* _PROMPT_
Leave out the pictures, then reproduce the rest of the material exactly.
++++ GIVEN DATA ++++
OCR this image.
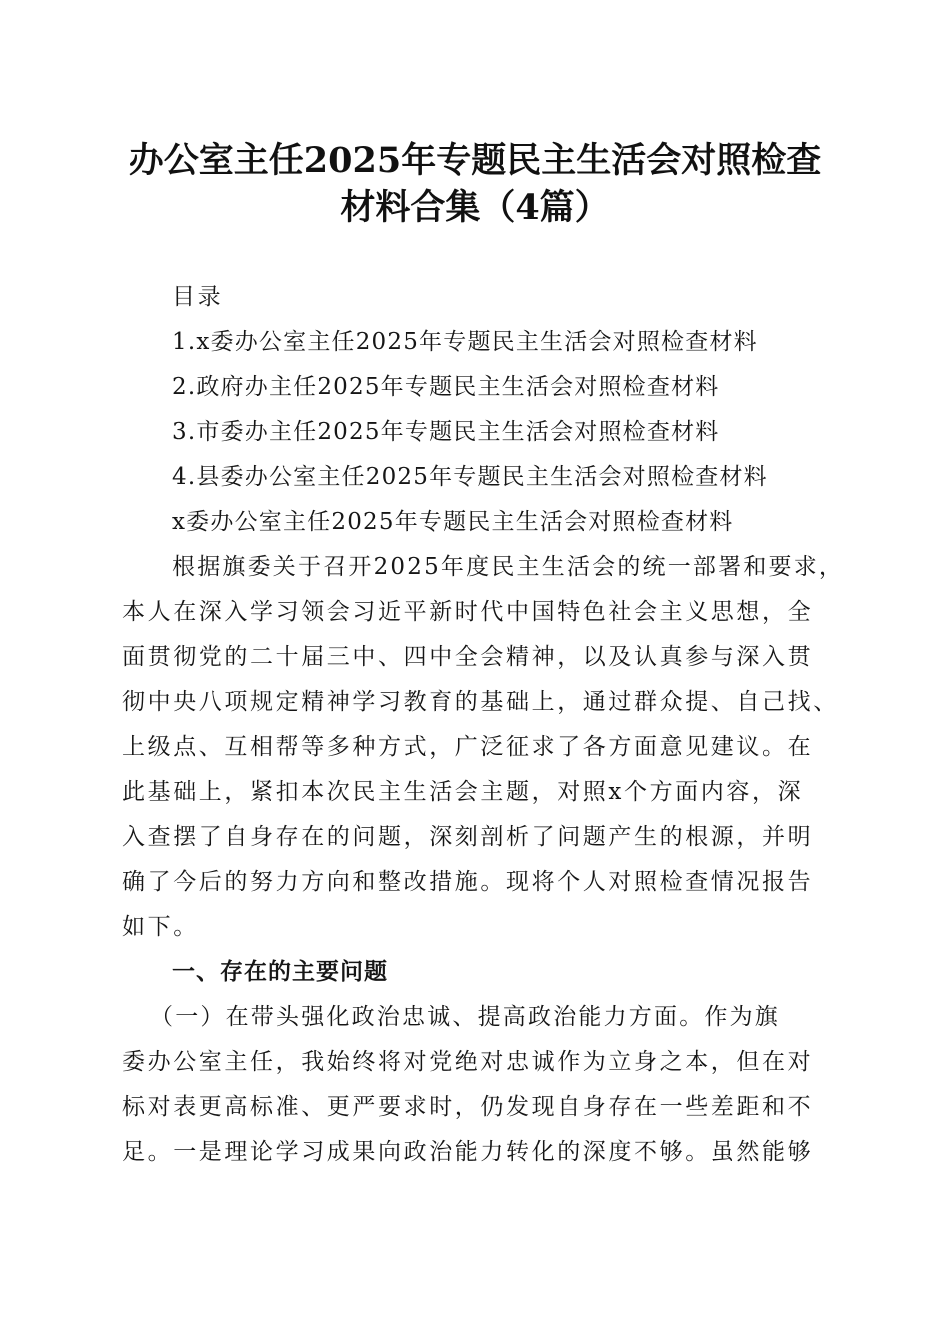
办公室主任2025年专题民主生活会对照检查
材料合集（4篇）
目录
1.x委办公室主任2025年专题民主生活会对照检查材料
2.政府办主任2025年专题民主生活会对照检查材料
3.市委办主任2025年专题民主生活会对照检查材料
4.县委办公室主任2025年专题民主生活会对照检查材料
x委办公室主任2025年专题民主生活会对照检查材料
根据旗委关于召开2025年度民主生活会的统一部署和要求，
本人在深入学习领会习近平新时代中国特色社会主义思想，全
面贯彻党的二十届三中、四中全会精神，以及认真参与深入贯
彻中央八项规定精神学习教育的基础上，通过群众提、自己找、
上级点、互相帮等多种方式，广泛征求了各方面意见建议。在
此基础上，紧扣本次民主生活会主题，对照x个方面内容，深
入查摆了自身存在的问题，深刻剖析了问题产生的根源，并明
确了今后的努力方向和整改措施。现将个人对照检查情况报告
如下。
一、存在的主要问题
（一）在带头强化政治忠诚、提高政治能力方面。作为旗
委办公室主任，我始终将对党绝对忠诚作为立身之本，但在对
标对表更高标准、更严要求时，仍发现自身存在一些差距和不
足。一是理论学习成果向政治能力转化的深度不够。虽然能够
++++
* _TASK RESPONSE_
OCR this image.
办公室主任2025年专题民主生活会对照检查
材料合集（4篇）
目录
1.x委办公室主任2025年专题民主生活会对照检查材料
2.政府办主任2025年专题民主生活会对照检查材料
3.市委办主任2025年专题民主生活会对照检查材料
4.县委办公室主任2025年专题民主生活会对照检查材料
x委办公室主任2025年专题民主生活会对照检查材料
根据旗委关于召开2025年度民主生活会的统一部署和要求，
本人在深入学习领会习近平新时代中国特色社会主义思想，全
面贯彻党的二十届三中、四中全会精神，以及认真参与深入贯
彻中央八项规定精神学习教育的基础上，通过群众提、自己找、
上级点、互相帮等多种方式，广泛征求了各方面意见建议。在
此基础上，紧扣本次民主生活会主题，对照x个方面内容，深
入查摆了自身存在的问题，深刻剖析了问题产生的根源，并明
确了今后的努力方向和整改措施。现将个人对照检查情况报告
如下。
一、存在的主要问题
（一）在带头强化政治忠诚、提高政治能力方面。作为旗
委办公室主任，我始终将对党绝对忠诚作为立身之本，但在对
标对表更高标准、更严要求时，仍发现自身存在一些差距和不
足。一是理论学习成果向政治能力转化的深度不够。虽然能够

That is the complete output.